### Data supplied ###

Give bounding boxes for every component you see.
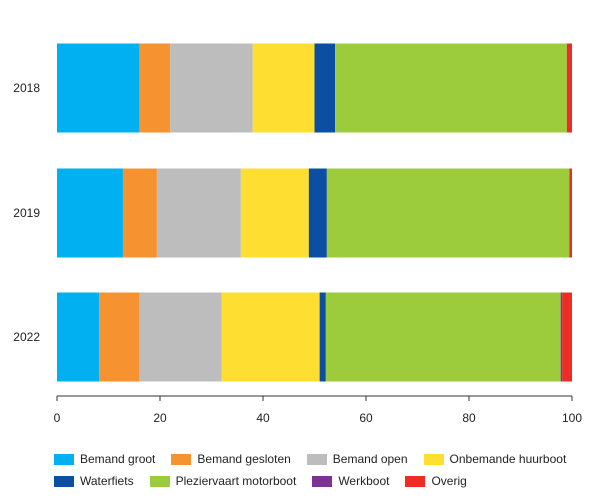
legend-item-bemand-groot: Bemand groot bbox=[54, 452, 155, 466]
bar-segment bbox=[335, 43, 567, 133]
x-tick-label: 80 bbox=[462, 411, 476, 425]
bar-segment bbox=[99, 292, 140, 382]
x-tick-label: 60 bbox=[359, 411, 373, 425]
bar-segment bbox=[314, 43, 336, 133]
legend-label: Bemand gesloten bbox=[197, 452, 291, 466]
legend-swatch bbox=[149, 475, 170, 487]
legend-label: Werkboot bbox=[338, 474, 390, 488]
legend-label: Pleziervaart motorboot bbox=[175, 474, 297, 488]
bar-segment bbox=[325, 292, 561, 382]
legend-label: Bemand groot bbox=[80, 452, 156, 466]
bar-segment bbox=[57, 292, 100, 382]
stacked-bar-chart: 0 20 40 60 80 100 2018 2019 2022 bbox=[13, 43, 582, 425]
legend-swatch bbox=[306, 453, 327, 465]
legend-row: Waterfiets Pleziervaart motorboot Werkbo… bbox=[54, 470, 594, 492]
bar-segment bbox=[122, 168, 157, 258]
bar-segment bbox=[240, 168, 309, 258]
legend: Bemand groot Bemand gesloten Bemand open… bbox=[54, 448, 594, 492]
legend-label: Waterfiets bbox=[80, 474, 134, 488]
bar-segment bbox=[170, 43, 253, 133]
bar-segment bbox=[308, 168, 327, 258]
x-tick-label: 100 bbox=[562, 411, 582, 425]
bars-layer bbox=[57, 43, 572, 382]
bar-segment bbox=[156, 168, 241, 258]
legend-label: Bemand open bbox=[332, 452, 408, 466]
y-axis-labels: 2018 2019 2022 bbox=[13, 81, 40, 344]
x-tick-label: 40 bbox=[256, 411, 270, 425]
bar-segment bbox=[560, 292, 563, 382]
y-tick-label: 2022 bbox=[13, 330, 40, 344]
legend-swatch bbox=[54, 453, 74, 465]
x-axis-ticks: 0 20 40 60 80 100 bbox=[54, 396, 582, 425]
legend-item-bemand-open: Bemand open bbox=[306, 452, 408, 466]
y-tick-label: 2018 bbox=[13, 81, 40, 95]
bar-segment bbox=[569, 168, 572, 258]
bar-segment bbox=[566, 43, 572, 133]
legend-label: Overig bbox=[431, 474, 467, 488]
bar-segment bbox=[319, 292, 326, 382]
legend-swatch bbox=[312, 475, 333, 487]
bar-segment bbox=[57, 168, 123, 258]
legend-item-onbemande-huurboot: Onbemande huurboot bbox=[423, 452, 567, 466]
bar-segment bbox=[562, 292, 572, 382]
legend-swatch bbox=[171, 453, 192, 465]
legend-item-waterfiets: Waterfiets bbox=[54, 474, 134, 488]
bar-segment bbox=[326, 168, 570, 258]
legend-swatch bbox=[54, 475, 74, 487]
legend-item-werkboot: Werkboot bbox=[312, 474, 389, 488]
legend-swatch bbox=[405, 475, 426, 487]
bar-segment bbox=[57, 43, 140, 133]
bar-segment bbox=[139, 43, 171, 133]
bar-segment bbox=[221, 292, 320, 382]
legend-item-pleziervaart-motorboot: Pleziervaart motorboot bbox=[149, 474, 297, 488]
legend-row: Bemand groot Bemand gesloten Bemand open… bbox=[54, 448, 594, 470]
legend-item-bemand-gesloten: Bemand gesloten bbox=[171, 452, 291, 466]
bar-segment bbox=[252, 43, 315, 133]
x-tick-label: 20 bbox=[153, 411, 167, 425]
y-tick-label: 2019 bbox=[13, 206, 40, 220]
legend-item-overig: Overig bbox=[405, 474, 467, 488]
bar-segment bbox=[139, 292, 222, 382]
legend-label: Onbemande huurboot bbox=[449, 452, 567, 466]
x-tick-label: 0 bbox=[54, 411, 61, 425]
legend-swatch bbox=[423, 453, 444, 465]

###

Challenge:
Rewrite the listing with "legend-swatch" swapped for "legend-marker" everywhere and every other character left unchanged. Omit the picture from your output.

Result for this exercise:
Give bounding boxes for every component you see.
legend-item-bemand-groot: Bemand groot bbox=[54, 452, 155, 466]
bar-segment bbox=[335, 43, 567, 133]
x-tick-label: 80 bbox=[462, 411, 476, 425]
bar-segment bbox=[99, 292, 140, 382]
x-tick-label: 60 bbox=[359, 411, 373, 425]
bar-segment bbox=[314, 43, 336, 133]
legend-label: Bemand gesloten bbox=[197, 452, 291, 466]
legend-marker bbox=[149, 475, 170, 487]
legend-label: Werkboot bbox=[338, 474, 390, 488]
legend-label: Pleziervaart motorboot bbox=[175, 474, 297, 488]
bar-segment bbox=[325, 292, 561, 382]
legend-label: Bemand groot bbox=[80, 452, 156, 466]
bar-segment bbox=[57, 292, 100, 382]
stacked-bar-chart: 0 20 40 60 80 100 2018 2019 2022 bbox=[13, 43, 582, 425]
legend-marker bbox=[306, 453, 327, 465]
legend-row: Waterfiets Pleziervaart motorboot Werkbo… bbox=[54, 470, 594, 492]
bar-segment bbox=[122, 168, 157, 258]
bar-segment bbox=[240, 168, 309, 258]
legend: Bemand groot Bemand gesloten Bemand open… bbox=[54, 448, 594, 492]
legend-label: Waterfiets bbox=[80, 474, 134, 488]
bar-segment bbox=[170, 43, 253, 133]
bar-segment bbox=[308, 168, 327, 258]
x-tick-label: 100 bbox=[562, 411, 582, 425]
bars-layer bbox=[57, 43, 572, 382]
bar-segment bbox=[156, 168, 241, 258]
legend-label: Bemand open bbox=[332, 452, 408, 466]
y-axis-labels: 2018 2019 2022 bbox=[13, 81, 40, 344]
x-tick-label: 40 bbox=[256, 411, 270, 425]
bar-segment bbox=[560, 292, 563, 382]
y-tick-label: 2022 bbox=[13, 330, 40, 344]
legend-marker bbox=[54, 453, 74, 465]
x-axis-ticks: 0 20 40 60 80 100 bbox=[54, 396, 582, 425]
legend-item-bemand-open: Bemand open bbox=[306, 452, 408, 466]
y-tick-label: 2018 bbox=[13, 81, 40, 95]
bar-segment bbox=[569, 168, 572, 258]
bar-segment bbox=[566, 43, 572, 133]
legend-label: Overig bbox=[431, 474, 467, 488]
bar-segment bbox=[319, 292, 326, 382]
legend-marker bbox=[312, 475, 333, 487]
bar-segment bbox=[57, 168, 123, 258]
legend-item-onbemande-huurboot: Onbemande huurboot bbox=[423, 452, 567, 466]
bar-segment bbox=[562, 292, 572, 382]
legend-marker bbox=[171, 453, 192, 465]
legend-item-waterfiets: Waterfiets bbox=[54, 474, 134, 488]
bar-segment bbox=[326, 168, 570, 258]
legend-marker bbox=[54, 475, 74, 487]
legend-item-werkboot: Werkboot bbox=[312, 474, 389, 488]
legend-marker bbox=[405, 475, 426, 487]
bar-segment bbox=[57, 43, 140, 133]
bar-segment bbox=[139, 43, 171, 133]
bar-segment bbox=[221, 292, 320, 382]
legend-item-pleziervaart-motorboot: Pleziervaart motorboot bbox=[149, 474, 297, 488]
legend-row: Bemand groot Bemand gesloten Bemand open… bbox=[54, 448, 594, 470]
legend-item-bemand-gesloten: Bemand gesloten bbox=[171, 452, 291, 466]
bar-segment bbox=[252, 43, 315, 133]
x-tick-label: 20 bbox=[153, 411, 167, 425]
y-tick-label: 2019 bbox=[13, 206, 40, 220]
legend-item-overig: Overig bbox=[405, 474, 467, 488]
bar-segment bbox=[139, 292, 222, 382]
legend-label: Onbemande huurboot bbox=[449, 452, 567, 466]
x-tick-label: 0 bbox=[54, 411, 61, 425]
legend-marker bbox=[423, 453, 444, 465]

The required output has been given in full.